Records shown:
<<<<

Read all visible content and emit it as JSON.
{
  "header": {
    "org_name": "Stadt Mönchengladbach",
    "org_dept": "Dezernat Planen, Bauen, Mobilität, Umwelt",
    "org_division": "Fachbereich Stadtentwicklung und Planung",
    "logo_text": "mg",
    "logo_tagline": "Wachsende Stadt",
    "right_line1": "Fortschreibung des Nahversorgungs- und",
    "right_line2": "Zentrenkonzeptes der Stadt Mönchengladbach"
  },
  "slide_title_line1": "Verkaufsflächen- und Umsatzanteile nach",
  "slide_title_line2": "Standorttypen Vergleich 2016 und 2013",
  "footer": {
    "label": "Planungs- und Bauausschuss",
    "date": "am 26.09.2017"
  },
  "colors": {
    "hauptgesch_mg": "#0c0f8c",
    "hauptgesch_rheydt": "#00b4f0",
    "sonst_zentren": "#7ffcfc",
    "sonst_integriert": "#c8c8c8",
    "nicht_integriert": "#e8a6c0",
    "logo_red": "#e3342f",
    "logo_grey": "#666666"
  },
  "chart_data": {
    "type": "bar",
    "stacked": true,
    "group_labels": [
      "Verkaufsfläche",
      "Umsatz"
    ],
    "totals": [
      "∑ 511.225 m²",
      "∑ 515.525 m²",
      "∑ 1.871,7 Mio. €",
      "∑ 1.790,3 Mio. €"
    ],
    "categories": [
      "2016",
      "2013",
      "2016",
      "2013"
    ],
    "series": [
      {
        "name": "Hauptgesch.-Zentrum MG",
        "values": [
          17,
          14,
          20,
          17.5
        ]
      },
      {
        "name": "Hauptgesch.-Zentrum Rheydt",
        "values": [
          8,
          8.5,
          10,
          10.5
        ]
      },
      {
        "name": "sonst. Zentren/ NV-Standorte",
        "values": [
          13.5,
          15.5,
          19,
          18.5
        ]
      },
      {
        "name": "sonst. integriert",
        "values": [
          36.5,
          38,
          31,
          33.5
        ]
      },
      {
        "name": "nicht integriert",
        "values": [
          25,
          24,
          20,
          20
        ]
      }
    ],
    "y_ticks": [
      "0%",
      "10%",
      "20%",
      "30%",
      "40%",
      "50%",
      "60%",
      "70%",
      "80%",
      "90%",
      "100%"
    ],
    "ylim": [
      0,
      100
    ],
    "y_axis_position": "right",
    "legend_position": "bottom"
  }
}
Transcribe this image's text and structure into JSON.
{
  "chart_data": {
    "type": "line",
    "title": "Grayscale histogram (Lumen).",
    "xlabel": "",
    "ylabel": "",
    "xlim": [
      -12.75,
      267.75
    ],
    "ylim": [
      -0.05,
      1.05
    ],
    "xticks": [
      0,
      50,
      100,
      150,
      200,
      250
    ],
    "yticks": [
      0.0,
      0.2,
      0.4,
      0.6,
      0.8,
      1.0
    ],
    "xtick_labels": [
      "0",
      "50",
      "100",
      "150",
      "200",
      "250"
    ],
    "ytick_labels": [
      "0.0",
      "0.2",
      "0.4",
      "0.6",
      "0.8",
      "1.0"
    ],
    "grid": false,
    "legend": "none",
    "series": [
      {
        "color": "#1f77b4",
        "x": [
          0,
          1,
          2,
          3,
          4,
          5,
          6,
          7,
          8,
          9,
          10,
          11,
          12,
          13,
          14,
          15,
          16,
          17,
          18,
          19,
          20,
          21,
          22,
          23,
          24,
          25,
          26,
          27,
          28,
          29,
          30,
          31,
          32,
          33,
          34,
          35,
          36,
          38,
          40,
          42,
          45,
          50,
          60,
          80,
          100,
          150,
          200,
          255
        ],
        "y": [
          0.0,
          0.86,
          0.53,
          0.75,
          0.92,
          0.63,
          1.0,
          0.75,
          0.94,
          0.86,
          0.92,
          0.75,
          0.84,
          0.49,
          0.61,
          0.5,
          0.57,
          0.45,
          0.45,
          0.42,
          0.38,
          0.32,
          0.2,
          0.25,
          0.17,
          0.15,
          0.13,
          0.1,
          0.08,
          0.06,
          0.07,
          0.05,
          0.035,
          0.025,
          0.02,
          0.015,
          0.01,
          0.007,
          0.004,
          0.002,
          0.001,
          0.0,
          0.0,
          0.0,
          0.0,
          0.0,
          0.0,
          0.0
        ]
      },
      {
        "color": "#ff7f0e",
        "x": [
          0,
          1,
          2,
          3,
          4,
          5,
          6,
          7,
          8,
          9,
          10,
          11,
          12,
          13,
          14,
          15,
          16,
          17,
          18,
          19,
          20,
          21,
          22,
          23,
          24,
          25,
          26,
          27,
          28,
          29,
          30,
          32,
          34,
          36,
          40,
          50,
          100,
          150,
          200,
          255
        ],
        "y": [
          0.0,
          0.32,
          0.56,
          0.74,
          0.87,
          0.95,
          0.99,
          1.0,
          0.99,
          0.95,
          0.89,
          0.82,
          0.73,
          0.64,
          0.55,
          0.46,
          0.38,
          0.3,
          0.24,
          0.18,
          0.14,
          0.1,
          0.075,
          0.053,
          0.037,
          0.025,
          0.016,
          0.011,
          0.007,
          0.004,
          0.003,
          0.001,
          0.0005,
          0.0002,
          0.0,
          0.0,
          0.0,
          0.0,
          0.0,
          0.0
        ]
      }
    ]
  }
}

>>>>

Stated problem: Exactly how many lines contain "Zentrum"? State the number and nothing else.

Answer to this problem: 2